-- Start Records to process --
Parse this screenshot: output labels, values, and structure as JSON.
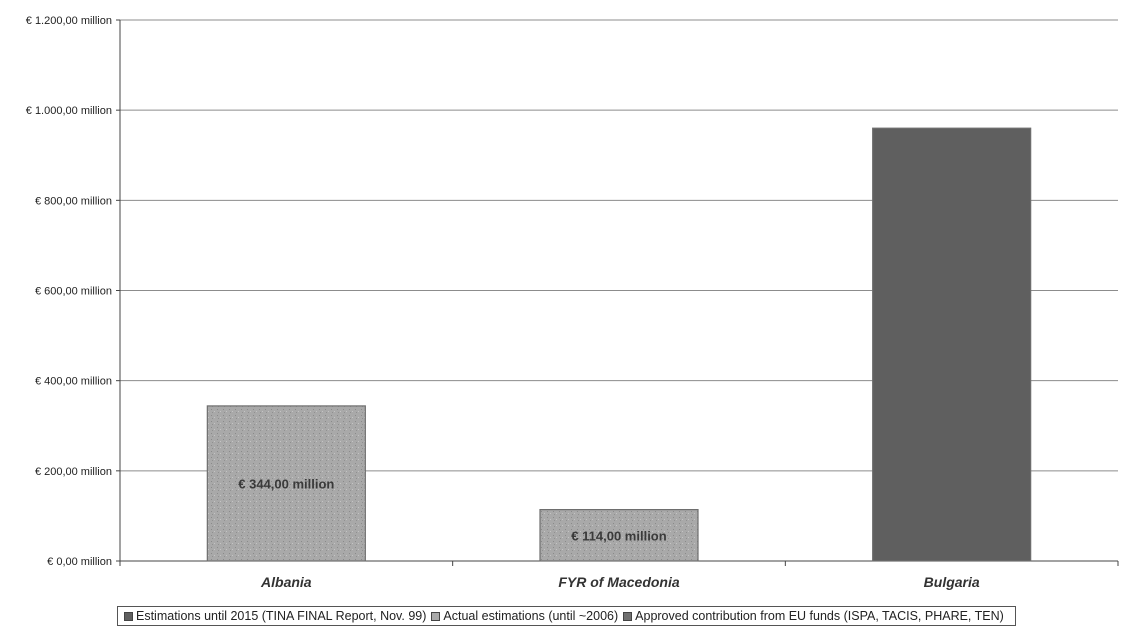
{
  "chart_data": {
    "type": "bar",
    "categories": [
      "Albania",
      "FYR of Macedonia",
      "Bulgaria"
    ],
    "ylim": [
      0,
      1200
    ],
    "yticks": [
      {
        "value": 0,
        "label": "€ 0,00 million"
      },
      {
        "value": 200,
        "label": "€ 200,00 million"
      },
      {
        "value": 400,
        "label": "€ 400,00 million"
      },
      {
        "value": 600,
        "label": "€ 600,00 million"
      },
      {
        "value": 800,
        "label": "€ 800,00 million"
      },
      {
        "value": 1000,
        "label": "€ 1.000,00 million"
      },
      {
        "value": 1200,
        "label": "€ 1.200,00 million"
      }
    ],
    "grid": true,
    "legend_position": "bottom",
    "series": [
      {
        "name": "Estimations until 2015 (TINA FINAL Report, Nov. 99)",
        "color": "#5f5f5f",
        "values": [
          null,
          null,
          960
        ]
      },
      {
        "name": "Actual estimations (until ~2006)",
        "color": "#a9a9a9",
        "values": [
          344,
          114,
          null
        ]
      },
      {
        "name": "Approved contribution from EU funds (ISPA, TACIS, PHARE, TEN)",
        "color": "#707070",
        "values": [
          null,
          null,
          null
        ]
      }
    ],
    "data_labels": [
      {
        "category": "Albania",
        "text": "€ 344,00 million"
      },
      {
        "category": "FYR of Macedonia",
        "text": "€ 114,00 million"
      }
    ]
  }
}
-- End Records to process --
[What the exercise asks] Tally the lines of the data that hold the string "million". Answer with the number and nothing more.

[Exercise response] 9